** EXERCISE DETAILS **
Find every line below that contains the word "JSON" and copy it out.

** DATA SECTION **
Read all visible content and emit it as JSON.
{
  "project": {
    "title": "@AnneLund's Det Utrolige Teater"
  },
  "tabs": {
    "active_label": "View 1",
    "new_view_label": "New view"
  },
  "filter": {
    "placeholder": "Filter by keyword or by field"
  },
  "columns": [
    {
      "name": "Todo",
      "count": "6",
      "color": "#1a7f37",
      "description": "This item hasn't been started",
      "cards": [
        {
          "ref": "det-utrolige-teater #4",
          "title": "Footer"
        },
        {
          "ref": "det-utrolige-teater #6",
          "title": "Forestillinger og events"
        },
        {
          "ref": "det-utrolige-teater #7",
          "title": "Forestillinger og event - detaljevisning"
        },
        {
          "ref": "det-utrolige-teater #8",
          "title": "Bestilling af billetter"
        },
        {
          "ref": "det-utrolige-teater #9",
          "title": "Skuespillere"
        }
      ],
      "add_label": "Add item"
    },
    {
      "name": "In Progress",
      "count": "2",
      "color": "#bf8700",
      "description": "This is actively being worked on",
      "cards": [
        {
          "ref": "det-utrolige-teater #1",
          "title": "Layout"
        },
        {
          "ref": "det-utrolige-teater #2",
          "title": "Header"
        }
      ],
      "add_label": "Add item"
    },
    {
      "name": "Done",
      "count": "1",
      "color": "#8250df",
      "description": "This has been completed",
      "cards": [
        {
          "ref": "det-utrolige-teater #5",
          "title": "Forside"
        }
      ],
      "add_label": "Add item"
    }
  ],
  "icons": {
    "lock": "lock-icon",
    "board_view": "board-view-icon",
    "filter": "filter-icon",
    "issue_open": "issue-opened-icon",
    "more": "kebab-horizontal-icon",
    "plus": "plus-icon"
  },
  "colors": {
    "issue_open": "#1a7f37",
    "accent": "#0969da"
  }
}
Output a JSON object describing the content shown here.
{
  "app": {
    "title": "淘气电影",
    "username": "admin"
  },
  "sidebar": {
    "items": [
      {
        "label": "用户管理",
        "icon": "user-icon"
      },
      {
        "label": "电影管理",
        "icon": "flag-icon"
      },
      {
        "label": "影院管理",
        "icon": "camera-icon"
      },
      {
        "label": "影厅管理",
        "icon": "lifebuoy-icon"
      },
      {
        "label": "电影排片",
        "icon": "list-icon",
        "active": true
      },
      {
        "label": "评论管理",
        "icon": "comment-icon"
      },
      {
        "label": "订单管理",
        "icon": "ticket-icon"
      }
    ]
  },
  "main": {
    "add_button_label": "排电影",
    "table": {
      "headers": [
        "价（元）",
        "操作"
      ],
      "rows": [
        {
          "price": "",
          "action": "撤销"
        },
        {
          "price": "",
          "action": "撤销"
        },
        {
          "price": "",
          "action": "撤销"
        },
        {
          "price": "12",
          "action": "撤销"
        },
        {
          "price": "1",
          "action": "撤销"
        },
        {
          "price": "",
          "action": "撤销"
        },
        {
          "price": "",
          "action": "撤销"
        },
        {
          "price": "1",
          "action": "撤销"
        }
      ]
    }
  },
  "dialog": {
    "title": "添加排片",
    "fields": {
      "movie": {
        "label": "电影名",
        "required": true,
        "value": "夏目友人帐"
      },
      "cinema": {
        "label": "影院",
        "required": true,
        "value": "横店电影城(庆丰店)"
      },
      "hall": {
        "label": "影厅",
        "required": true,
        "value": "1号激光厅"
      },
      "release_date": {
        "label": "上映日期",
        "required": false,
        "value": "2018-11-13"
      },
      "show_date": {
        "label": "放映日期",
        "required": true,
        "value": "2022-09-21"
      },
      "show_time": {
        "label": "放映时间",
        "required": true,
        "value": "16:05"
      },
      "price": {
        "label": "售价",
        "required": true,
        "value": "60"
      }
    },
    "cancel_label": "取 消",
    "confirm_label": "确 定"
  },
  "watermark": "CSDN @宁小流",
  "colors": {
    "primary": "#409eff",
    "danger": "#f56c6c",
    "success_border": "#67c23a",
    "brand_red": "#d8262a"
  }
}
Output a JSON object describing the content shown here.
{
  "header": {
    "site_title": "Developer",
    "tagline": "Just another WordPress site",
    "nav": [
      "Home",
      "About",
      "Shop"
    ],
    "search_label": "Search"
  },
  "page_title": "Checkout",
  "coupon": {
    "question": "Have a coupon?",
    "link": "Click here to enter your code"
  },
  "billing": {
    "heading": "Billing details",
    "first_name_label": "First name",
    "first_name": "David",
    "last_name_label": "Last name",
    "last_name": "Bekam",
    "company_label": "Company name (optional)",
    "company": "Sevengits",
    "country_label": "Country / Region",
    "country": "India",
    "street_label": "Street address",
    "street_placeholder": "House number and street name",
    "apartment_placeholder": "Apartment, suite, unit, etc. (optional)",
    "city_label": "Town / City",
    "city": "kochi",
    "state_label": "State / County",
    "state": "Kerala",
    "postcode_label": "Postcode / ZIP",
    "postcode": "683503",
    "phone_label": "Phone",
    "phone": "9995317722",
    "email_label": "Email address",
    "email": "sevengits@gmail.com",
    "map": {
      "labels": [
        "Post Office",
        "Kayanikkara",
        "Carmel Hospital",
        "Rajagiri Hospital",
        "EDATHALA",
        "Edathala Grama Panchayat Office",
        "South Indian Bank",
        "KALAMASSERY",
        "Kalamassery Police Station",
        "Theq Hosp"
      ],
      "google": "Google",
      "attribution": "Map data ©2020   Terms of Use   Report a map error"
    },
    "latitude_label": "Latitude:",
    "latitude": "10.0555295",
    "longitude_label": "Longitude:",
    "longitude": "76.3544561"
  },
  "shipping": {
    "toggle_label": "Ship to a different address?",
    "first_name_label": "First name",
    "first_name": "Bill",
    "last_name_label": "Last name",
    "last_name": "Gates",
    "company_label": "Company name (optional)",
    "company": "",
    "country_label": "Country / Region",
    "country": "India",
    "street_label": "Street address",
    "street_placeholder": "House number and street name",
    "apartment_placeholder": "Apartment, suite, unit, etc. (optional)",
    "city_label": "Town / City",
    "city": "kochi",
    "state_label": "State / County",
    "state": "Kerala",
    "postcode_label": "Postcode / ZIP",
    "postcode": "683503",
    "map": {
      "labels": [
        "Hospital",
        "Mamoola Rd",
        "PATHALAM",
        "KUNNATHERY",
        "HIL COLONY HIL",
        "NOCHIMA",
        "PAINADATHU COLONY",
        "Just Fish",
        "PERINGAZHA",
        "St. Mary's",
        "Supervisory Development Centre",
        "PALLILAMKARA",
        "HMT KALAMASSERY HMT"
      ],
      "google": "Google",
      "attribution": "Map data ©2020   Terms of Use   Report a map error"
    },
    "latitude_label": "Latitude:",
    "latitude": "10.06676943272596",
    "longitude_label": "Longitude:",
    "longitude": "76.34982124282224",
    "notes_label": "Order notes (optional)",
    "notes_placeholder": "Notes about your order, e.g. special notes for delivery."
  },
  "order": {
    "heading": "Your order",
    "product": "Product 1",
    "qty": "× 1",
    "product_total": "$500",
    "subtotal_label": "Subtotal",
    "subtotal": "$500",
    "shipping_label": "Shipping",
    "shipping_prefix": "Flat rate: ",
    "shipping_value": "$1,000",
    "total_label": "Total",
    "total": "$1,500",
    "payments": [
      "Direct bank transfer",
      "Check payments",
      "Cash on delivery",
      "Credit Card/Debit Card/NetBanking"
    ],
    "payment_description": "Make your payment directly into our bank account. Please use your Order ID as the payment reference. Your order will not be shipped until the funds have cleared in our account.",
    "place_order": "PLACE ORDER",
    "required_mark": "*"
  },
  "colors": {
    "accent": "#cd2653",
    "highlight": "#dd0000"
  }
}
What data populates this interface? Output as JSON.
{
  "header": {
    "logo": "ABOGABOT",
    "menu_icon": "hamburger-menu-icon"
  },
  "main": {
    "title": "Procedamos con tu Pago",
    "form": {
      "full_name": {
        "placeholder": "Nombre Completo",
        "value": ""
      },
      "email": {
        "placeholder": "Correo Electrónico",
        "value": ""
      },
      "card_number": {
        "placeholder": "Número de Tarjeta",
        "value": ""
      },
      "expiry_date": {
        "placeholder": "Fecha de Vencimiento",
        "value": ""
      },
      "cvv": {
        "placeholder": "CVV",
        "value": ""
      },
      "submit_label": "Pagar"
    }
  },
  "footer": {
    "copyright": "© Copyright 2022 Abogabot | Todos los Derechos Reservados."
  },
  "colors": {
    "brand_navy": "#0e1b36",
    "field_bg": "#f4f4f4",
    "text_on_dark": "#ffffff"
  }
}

** EXERCISE RESULT **
Read all visible content and emit it as JSON.
Output a JSON object describing the content shown here.
Output a JSON object describing the content shown here.
What data populates this interface? Output as JSON.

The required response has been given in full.